┏━━
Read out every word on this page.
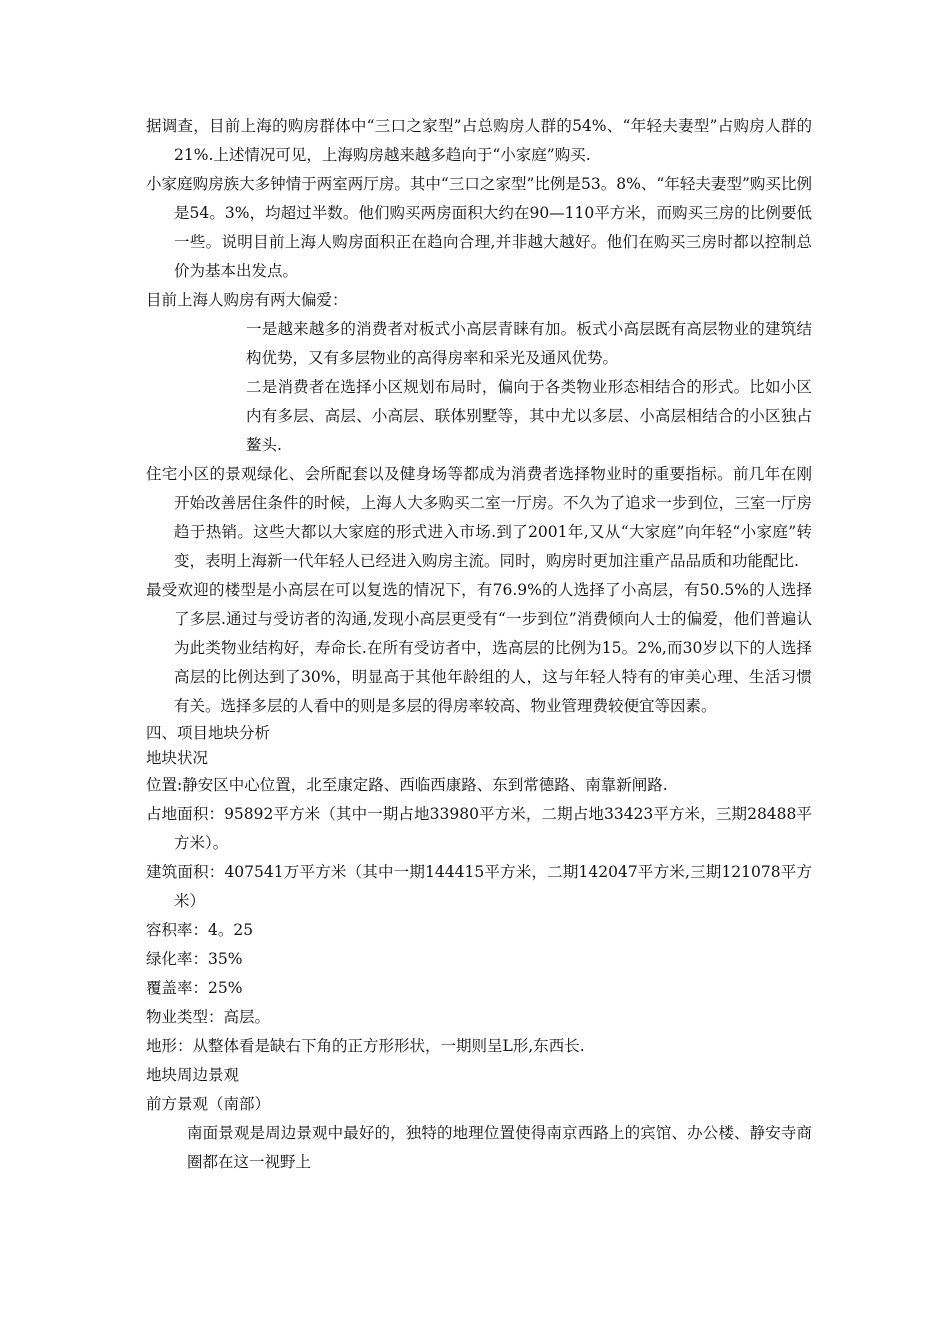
据调查，目前上海的购房群体中“三口之家型”占总购房人群的54%、“年轻夫妻型”占购房人群的21%.上述情况可见，上海购房越来越多趋向于“小家庭”购买.

小家庭购房族大多钟情于两室两厅房。其中“三口之家型”比例是53。8%、“年轻夫妻型”购买比例是54。3%，均超过半数。他们购买两房面积大约在90—110平方米，而购买三房的比例要低一些。说明目前上海人购房面积正在趋向合理,并非越大越好。他们在购买三房时都以控制总价为基本出发点。

目前上海人购房有两大偏爱：

一是越来越多的消费者对板式小高层青睐有加。板式小高层既有高层物业的建筑结构优势，又有多层物业的高得房率和采光及通风优势。

二是消费者在选择小区规划布局时，偏向于各类物业形态相结合的形式。比如小区内有多层、高层、小高层、联体别墅等，其中尤以多层、小高层相结合的小区独占鳌头.

住宅小区的景观绿化、会所配套以及健身场等都成为消费者选择物业时的重要指标。前几年在刚开始改善居住条件的时候，上海人大多购买二室一厅房。不久为了追求一步到位，三室一厅房趋于热销。这些大都以大家庭的形式进入市场.到了2001年,又从“大家庭”向年轻“小家庭”转变，表明上海新一代年轻人已经进入购房主流。同时，购房时更加注重产品品质和功能配比.

最受欢迎的楼型是小高层在可以复选的情况下，有76.9%的人选择了小高层，有50.5%的人选择了多层.通过与受访者的沟通,发现小高层更受有“一步到位”消费倾向人士的偏爱，他们普遍认为此类物业结构好，寿命长.在所有受访者中，选高层的比例为15。2%,而30岁以下的人选择高层的比例达到了30%，明显高于其他年龄组的人，这与年轻人特有的审美心理、生活习惯有关。选择多层的人看中的则是多层的得房率较高、物业管理费较便宜等因素。

四、项目地块分析

地块状况

位置:静安区中心位置，北至康定路、西临西康路、东到常德路、南靠新闸路.

占地面积：95892平方米（其中一期占地33980平方米，二期占地33423平方米，三期28488平方米）。

建筑面积：407541万平方米（其中一期144415平方米，二期142047平方米,三期121078平方米）

容积率：4。25

绿化率：35%

覆盖率：25%

物业类型：高层。

地形：从整体看是缺右下角的正方形形状，一期则呈L形,东西长.

地块周边景观

前方景观（南部）

南面景观是周边景观中最好的，独特的地理位置使得南京西路上的宾馆、办公楼、静安寺商圈都在这一视野上
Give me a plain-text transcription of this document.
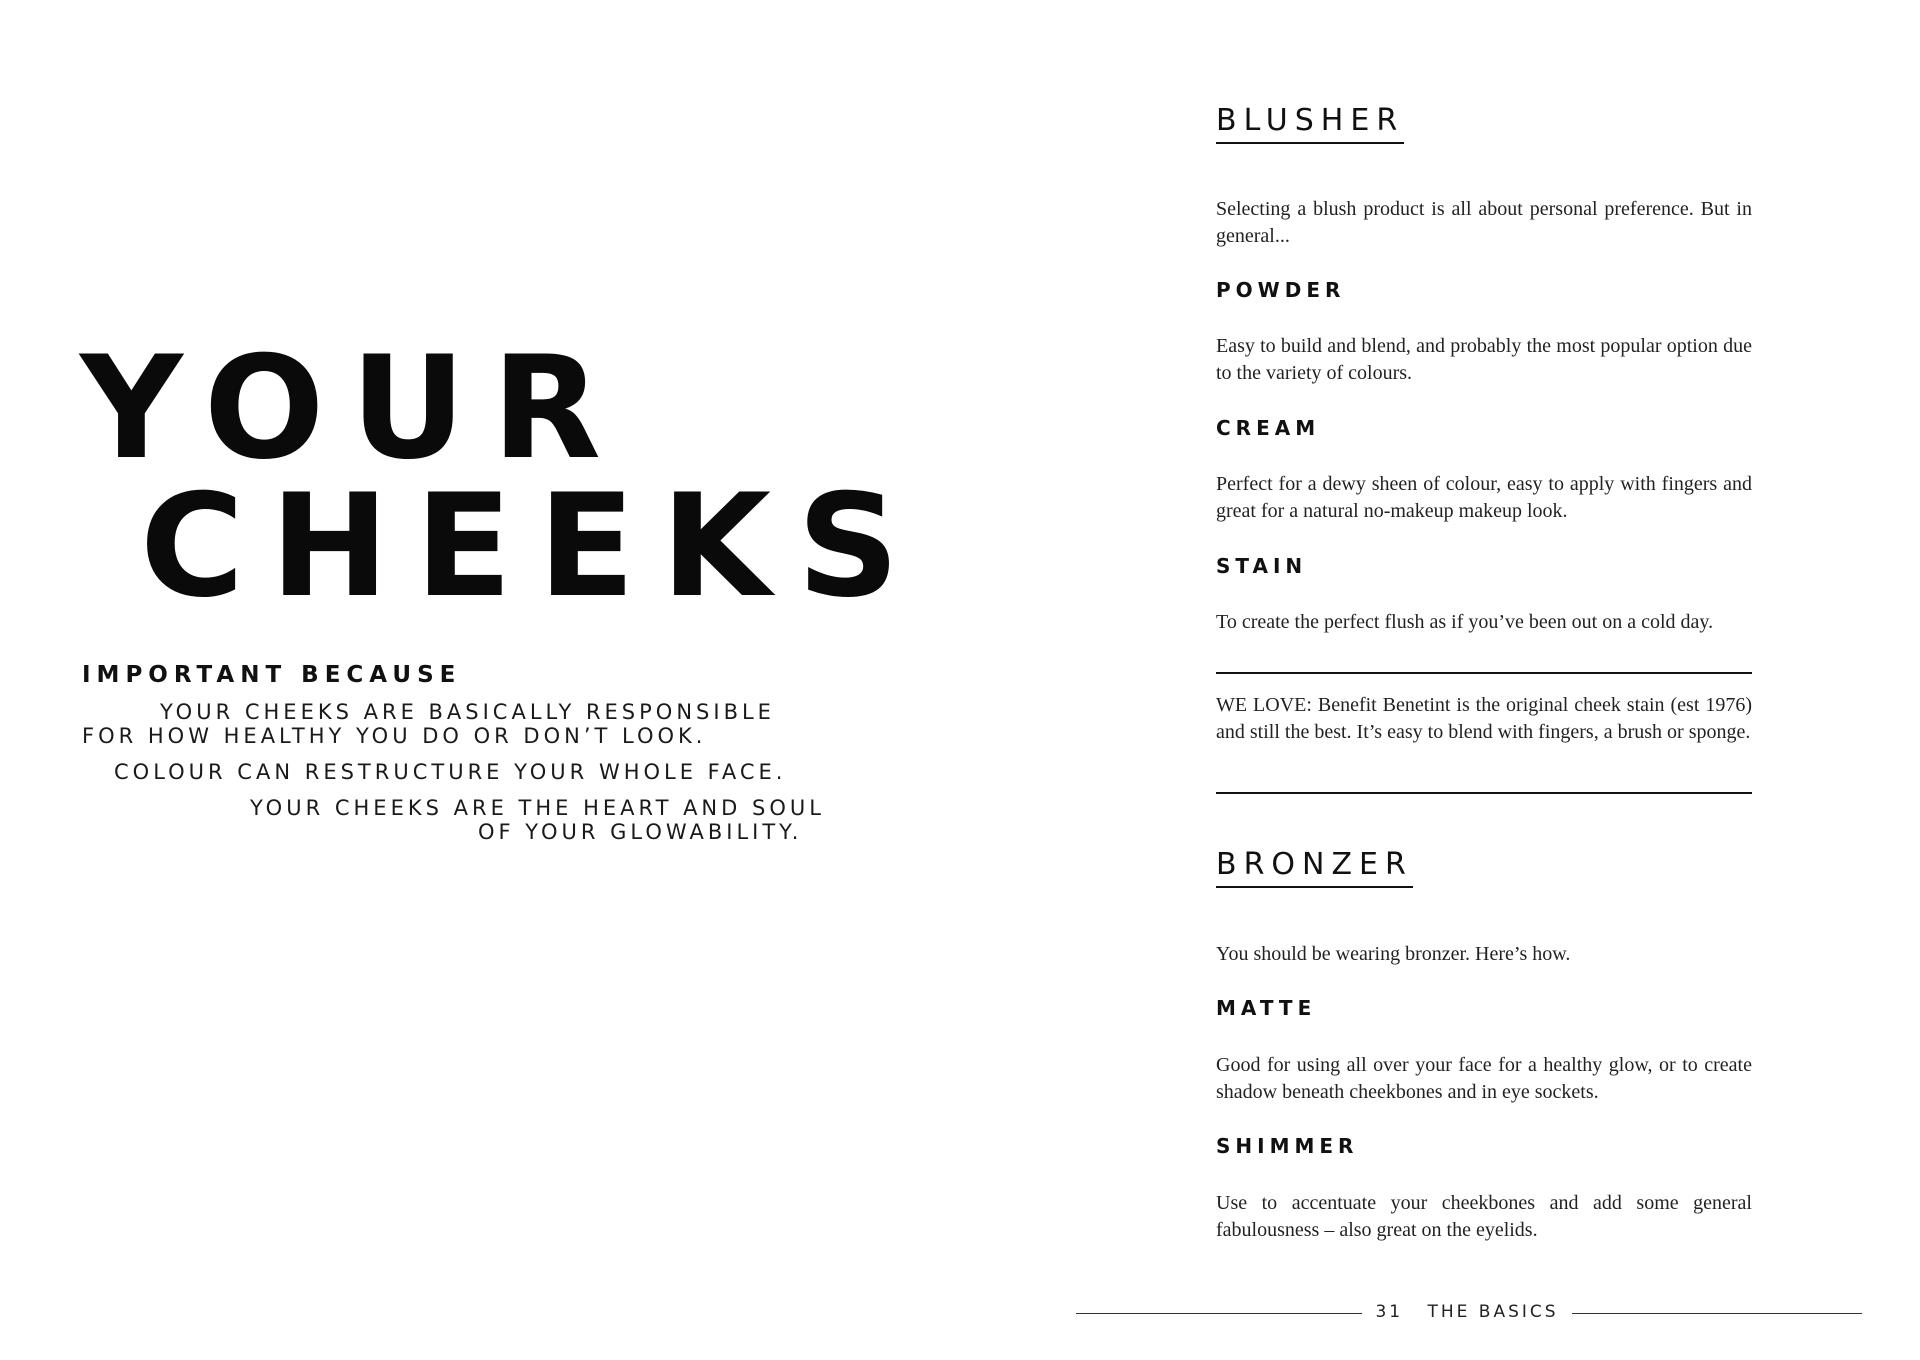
YOUR
CHEEKS
IMPORTANT BECAUSE

YOUR CHEEKS ARE BASICALLY RESPONSIBLE

FOR HOW HEALTHY YOU DO OR DON’T LOOK.

COLOUR CAN RESTRUCTURE YOUR WHOLE FACE.

YOUR CHEEKS ARE THE HEART AND SOUL

OF YOUR GLOWABILITY.

BLUSHER

Selecting a blush product is all about personal preference. But in general...

POWDER

Easy to build and blend, and probably the most popular option due to the variety of colours.

CREAM

Perfect for a dewy sheen of colour, easy to apply with fingers and great for a natural no-makeup makeup look.

STAIN

To create the perfect flush as if you’ve been out on a cold day.

WE LOVE: Benefit Benetint is the original cheek stain (est 1976) and still the best. It’s easy to blend with fingers, a brush or sponge.

BRONZER

You should be wearing bronzer. Here’s how.

MATTE

Good for using all over your face for a healthy glow, or to create shadow beneath cheekbones and in eye sockets.

SHIMMER

Use to accentuate your cheekbones and add some general fabulousness – also great on the eyelids.

31 THE BASICS
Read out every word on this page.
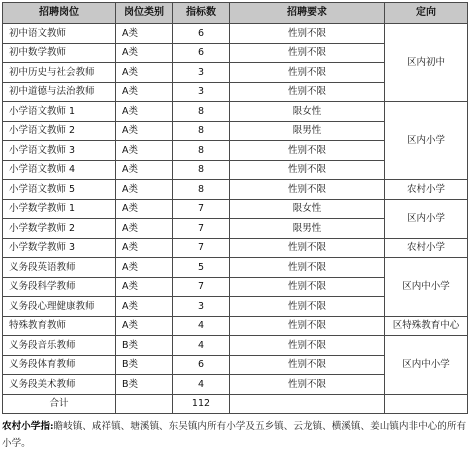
招聘岗位	岗位类别	指标数	招聘要求	定向
初中语文教师	A类	6	性别不限	区内初中
初中数学教师	A类	6	性别不限	
初中历史与社会教师	A类	3	性别不限	
初中道德与法治教师	A类	3	性别不限	
小学语文教师 1	A类	8	限女性	区内小学
小学语文教师 2	A类	8	限男性	
小学语文教师 3	A类	8	性别不限	
小学语文教师 4	A类	8	性别不限	
小学语文教师 5	A类	8	性别不限	农村小学
小学数学教师 1	A类	7	限女性	区内小学
小学数学教师 2	A类	7	限男性	
小学数学教师 3	A类	7	性别不限	农村小学
义务段英语教师	A类	5	性别不限	区内中小学
义务段科学教师	A类	7	性别不限	
义务段心理健康教师	A类	3	性别不限	
特殊教育教师	A类	4	性别不限	区特殊教育中心
义务段音乐教师	B类	4	性别不限	区内中小学
义务段体育教师	B类	6	性别不限	
义务段美术教师	B类	4	性别不限	
合计		112		
农村小学指:瞻岐镇、咸祥镇、塘溪镇、东吴镇内所有小学及五乡镇、云龙镇、横溪镇、姜山镇内非中心的所有小学。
┗━━
§ WHAT THE TASK REQUIRES: Reproduce every entry word for word, but skip any pictures.

§ SOLUTION:
Read out every word on this page.
据调查，目前上海的购房群体中“三口之家型”占总购房人群的54%、“年轻夫妻型”占购房人群的21%.上述情况可见，上海购房越来越多趋向于“小家庭”购买.

小家庭购房族大多钟情于两室两厅房。其中“三口之家型”比例是53。8%、“年轻夫妻型”购买比例是54。3%，均超过半数。他们购买两房面积大约在90—110平方米，而购买三房的比例要低一些。说明目前上海人购房面积正在趋向合理,并非越大越好。他们在购买三房时都以控制总价为基本出发点。

目前上海人购房有两大偏爱：

一是越来越多的消费者对板式小高层青睐有加。板式小高层既有高层物业的建筑结构优势，又有多层物业的高得房率和采光及通风优势。

二是消费者在选择小区规划布局时，偏向于各类物业形态相结合的形式。比如小区内有多层、高层、小高层、联体别墅等，其中尤以多层、小高层相结合的小区独占鳌头.

住宅小区的景观绿化、会所配套以及健身场等都成为消费者选择物业时的重要指标。前几年在刚开始改善居住条件的时候，上海人大多购买二室一厅房。不久为了追求一步到位，三室一厅房趋于热销。这些大都以大家庭的形式进入市场.到了2001年,又从“大家庭”向年轻“小家庭”转变，表明上海新一代年轻人已经进入购房主流。同时，购房时更加注重产品品质和功能配比.

最受欢迎的楼型是小高层在可以复选的情况下，有76.9%的人选择了小高层，有50.5%的人选择了多层.通过与受访者的沟通,发现小高层更受有“一步到位”消费倾向人士的偏爱，他们普遍认为此类物业结构好，寿命长.在所有受访者中，选高层的比例为15。2%,而30岁以下的人选择高层的比例达到了30%，明显高于其他年龄组的人，这与年轻人特有的审美心理、生活习惯有关。选择多层的人看中的则是多层的得房率较高、物业管理费较便宜等因素。

四、项目地块分析

地块状况

位置:静安区中心位置，北至康定路、西临西康路、东到常德路、南靠新闸路.

占地面积：95892平方米（其中一期占地33980平方米，二期占地33423平方米，三期28488平方米）。

建筑面积：407541万平方米（其中一期144415平方米，二期142047平方米,三期121078平方米）

容积率：4。25

绿化率：35%

覆盖率：25%

物业类型：高层。

地形：从整体看是缺右下角的正方形形状，一期则呈L形,东西长.

地块周边景观

前方景观（南部）

南面景观是周边景观中最好的，独特的地理位置使得南京西路上的宾馆、办公楼、静安寺商圈都在这一视野上
Give me a plain-text transcription of this document.
YOUR
CHEEKS
IMPORTANT BECAUSE

YOUR CHEEKS ARE BASICALLY RESPONSIBLE

FOR HOW HEALTHY YOU DO OR DON’T LOOK.

COLOUR CAN RESTRUCTURE YOUR WHOLE FACE.

YOUR CHEEKS ARE THE HEART AND SOUL

OF YOUR GLOWABILITY.

BLUSHER

Selecting a blush product is all about personal preference. But in general...

POWDER

Easy to build and blend, and probably the most popular option due to the variety of colours.

CREAM

Perfect for a dewy sheen of colour, easy to apply with fingers and great for a natural no-makeup makeup look.

STAIN

To create the perfect flush as if you’ve been out on a cold day.

WE LOVE: Benefit Benetint is the original cheek stain (est 1976) and still the best. It’s easy to blend with fingers, a brush or sponge.

BRONZER

You should be wearing bronzer. Here’s how.

MATTE

Good for using all over your face for a healthy glow, or to create shadow beneath cheekbones and in eye sockets.

SHIMMER

Use to accentuate your cheekbones and add some general fabulousness – also great on the eyelids.

31 THE BASICS
Read out every word on this page.
招聘岗位	岗位类别	指标数	招聘要求	定向
初中语文教师	A类	6	性别不限	区内初中
初中数学教师	A类	6	性别不限	
初中历史与社会教师	A类	3	性别不限	
初中道德与法治教师	A类	3	性别不限	
小学语文教师 1	A类	8	限女性	区内小学
小学语文教师 2	A类	8	限男性	
小学语文教师 3	A类	8	性别不限	
小学语文教师 4	A类	8	性别不限	
小学语文教师 5	A类	8	性别不限	农村小学
小学数学教师 1	A类	7	限女性	区内小学
小学数学教师 2	A类	7	限男性	
小学数学教师 3	A类	7	性别不限	农村小学
义务段英语教师	A类	5	性别不限	区内中小学
义务段科学教师	A类	7	性别不限	
义务段心理健康教师	A类	3	性别不限	
特殊教育教师	A类	4	性别不限	区特殊教育中心
义务段音乐教师	B类	4	性别不限	区内中小学
义务段体育教师	B类	6	性别不限	
义务段美术教师	B类	4	性别不限	
合计		112		
农村小学指:瞻岐镇、咸祥镇、塘溪镇、东吴镇内所有小学及五乡镇、云龙镇、横溪镇、姜山镇内非中心的所有小学。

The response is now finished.